* START Supplied material *
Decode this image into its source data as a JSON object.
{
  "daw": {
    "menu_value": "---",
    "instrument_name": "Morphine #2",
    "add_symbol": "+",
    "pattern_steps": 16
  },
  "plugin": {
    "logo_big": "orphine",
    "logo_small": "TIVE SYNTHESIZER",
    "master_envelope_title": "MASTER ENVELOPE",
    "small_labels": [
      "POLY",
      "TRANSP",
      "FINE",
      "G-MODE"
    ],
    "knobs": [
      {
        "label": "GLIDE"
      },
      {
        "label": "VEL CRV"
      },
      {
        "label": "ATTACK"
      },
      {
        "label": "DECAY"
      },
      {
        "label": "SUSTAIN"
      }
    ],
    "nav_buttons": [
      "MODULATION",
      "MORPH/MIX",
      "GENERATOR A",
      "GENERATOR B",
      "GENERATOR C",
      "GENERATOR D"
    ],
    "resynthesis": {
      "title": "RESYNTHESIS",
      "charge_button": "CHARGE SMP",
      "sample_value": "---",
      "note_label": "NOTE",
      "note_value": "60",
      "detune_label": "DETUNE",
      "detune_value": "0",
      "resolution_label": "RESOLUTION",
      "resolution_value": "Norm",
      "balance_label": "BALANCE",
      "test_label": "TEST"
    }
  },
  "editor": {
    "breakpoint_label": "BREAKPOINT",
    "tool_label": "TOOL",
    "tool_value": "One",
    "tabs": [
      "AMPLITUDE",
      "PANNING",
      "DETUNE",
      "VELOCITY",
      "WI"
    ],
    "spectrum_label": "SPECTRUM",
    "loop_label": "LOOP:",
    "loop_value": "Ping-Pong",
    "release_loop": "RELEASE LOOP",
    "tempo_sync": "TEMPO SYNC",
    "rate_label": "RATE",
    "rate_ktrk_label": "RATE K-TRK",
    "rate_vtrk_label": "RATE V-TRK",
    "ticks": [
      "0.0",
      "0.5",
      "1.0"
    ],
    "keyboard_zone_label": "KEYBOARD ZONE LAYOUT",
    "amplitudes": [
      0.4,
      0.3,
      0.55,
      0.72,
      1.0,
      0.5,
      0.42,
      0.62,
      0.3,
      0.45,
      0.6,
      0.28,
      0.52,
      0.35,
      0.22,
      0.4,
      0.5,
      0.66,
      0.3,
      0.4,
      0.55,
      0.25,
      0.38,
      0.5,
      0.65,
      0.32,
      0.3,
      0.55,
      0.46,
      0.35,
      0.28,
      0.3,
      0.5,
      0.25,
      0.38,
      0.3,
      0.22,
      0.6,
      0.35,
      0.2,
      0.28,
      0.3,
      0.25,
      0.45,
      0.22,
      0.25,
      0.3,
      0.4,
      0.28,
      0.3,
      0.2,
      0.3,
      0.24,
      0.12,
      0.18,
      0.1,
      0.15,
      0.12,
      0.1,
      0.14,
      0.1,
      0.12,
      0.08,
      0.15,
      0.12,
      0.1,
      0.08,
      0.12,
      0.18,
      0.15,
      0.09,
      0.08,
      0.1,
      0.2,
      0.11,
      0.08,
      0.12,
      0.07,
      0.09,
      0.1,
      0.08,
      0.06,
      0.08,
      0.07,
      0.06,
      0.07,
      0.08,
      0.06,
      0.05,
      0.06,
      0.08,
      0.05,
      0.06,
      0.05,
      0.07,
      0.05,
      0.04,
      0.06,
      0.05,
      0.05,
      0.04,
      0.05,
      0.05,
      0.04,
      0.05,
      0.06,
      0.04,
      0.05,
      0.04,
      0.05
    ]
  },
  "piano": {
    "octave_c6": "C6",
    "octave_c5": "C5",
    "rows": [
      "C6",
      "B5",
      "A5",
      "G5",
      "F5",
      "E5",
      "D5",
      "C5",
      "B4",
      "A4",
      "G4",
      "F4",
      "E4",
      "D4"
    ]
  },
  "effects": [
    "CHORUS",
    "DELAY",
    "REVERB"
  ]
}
* END Supplied material *
Search the listing for the word "GENERATOR" and return each line that holds it.

[Completed task]
      "GENERATOR A",
      "GENERATOR B",
      "GENERATOR C",
      "GENERATOR D"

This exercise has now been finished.